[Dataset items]
________________________
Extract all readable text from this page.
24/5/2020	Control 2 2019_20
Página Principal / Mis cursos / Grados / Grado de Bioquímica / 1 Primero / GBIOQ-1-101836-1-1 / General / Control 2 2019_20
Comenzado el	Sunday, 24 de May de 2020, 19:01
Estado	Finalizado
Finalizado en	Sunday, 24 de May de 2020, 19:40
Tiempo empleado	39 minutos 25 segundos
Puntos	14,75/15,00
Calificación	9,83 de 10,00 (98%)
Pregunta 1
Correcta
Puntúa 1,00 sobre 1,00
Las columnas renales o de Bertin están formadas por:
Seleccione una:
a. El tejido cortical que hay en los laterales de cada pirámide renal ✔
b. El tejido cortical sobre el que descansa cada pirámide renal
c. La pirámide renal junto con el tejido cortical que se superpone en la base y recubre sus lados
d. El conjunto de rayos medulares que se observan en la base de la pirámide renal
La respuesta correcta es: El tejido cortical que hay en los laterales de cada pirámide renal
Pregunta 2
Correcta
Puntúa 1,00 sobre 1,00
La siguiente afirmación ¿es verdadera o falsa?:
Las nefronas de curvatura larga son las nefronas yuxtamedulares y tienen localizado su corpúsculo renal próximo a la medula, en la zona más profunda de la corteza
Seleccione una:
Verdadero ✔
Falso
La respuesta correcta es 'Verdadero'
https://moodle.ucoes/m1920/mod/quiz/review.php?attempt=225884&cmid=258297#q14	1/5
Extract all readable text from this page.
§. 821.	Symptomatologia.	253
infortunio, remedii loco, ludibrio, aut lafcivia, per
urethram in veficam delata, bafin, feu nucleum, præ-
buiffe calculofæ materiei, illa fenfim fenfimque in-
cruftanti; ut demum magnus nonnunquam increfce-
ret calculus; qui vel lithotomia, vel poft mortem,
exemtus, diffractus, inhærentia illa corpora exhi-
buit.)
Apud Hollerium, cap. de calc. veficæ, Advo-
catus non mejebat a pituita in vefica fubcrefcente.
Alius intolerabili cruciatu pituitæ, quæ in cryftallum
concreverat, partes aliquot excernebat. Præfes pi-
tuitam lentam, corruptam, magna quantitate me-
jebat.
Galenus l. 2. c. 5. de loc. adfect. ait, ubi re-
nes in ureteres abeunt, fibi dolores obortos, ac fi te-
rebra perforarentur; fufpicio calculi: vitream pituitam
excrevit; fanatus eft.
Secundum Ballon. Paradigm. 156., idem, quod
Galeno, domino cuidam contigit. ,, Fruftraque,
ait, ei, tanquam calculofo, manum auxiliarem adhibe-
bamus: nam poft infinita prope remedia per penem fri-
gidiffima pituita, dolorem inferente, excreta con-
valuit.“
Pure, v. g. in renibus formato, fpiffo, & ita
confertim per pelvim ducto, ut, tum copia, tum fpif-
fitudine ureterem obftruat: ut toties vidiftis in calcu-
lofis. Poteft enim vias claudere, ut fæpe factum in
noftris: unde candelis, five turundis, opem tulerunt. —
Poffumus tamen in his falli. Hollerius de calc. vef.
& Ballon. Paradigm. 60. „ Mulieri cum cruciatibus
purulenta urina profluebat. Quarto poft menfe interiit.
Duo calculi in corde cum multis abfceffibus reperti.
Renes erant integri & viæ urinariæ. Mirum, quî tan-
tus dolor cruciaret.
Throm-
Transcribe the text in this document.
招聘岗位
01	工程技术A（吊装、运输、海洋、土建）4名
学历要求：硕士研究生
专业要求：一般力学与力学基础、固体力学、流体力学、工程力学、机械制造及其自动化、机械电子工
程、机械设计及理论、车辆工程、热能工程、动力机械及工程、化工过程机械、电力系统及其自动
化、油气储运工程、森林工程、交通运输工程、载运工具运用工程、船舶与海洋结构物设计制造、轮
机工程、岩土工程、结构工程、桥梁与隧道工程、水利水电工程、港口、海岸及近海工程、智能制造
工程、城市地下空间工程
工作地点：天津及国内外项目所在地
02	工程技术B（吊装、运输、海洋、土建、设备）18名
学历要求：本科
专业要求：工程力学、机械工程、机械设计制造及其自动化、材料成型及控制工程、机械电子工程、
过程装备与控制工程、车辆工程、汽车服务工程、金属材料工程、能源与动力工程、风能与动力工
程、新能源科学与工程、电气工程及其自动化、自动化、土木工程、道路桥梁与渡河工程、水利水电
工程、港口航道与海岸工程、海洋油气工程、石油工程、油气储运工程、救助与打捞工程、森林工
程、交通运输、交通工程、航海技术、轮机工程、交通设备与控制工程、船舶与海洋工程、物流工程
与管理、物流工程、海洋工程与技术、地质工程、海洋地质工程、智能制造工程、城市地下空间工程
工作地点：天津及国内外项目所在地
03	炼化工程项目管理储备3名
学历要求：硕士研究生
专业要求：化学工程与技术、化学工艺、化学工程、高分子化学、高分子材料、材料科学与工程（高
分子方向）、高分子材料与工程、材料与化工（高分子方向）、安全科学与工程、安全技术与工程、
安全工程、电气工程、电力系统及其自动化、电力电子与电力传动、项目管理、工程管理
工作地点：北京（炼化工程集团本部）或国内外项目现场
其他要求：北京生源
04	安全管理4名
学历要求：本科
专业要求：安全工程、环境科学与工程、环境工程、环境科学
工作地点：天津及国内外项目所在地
________________________
Return from the data every line that holds "tejido".

a. El tejido cortical que hay en los laterales de cada pirámide renal ✔
b. El tejido cortical sobre el que descansa cada pirámide renal
c. La pirámide renal junto con el tejido cortical que se superpone en la base y recubre sus lados
La respuesta correcta es: El tejido cortical que hay en los laterales de cada pirámide renal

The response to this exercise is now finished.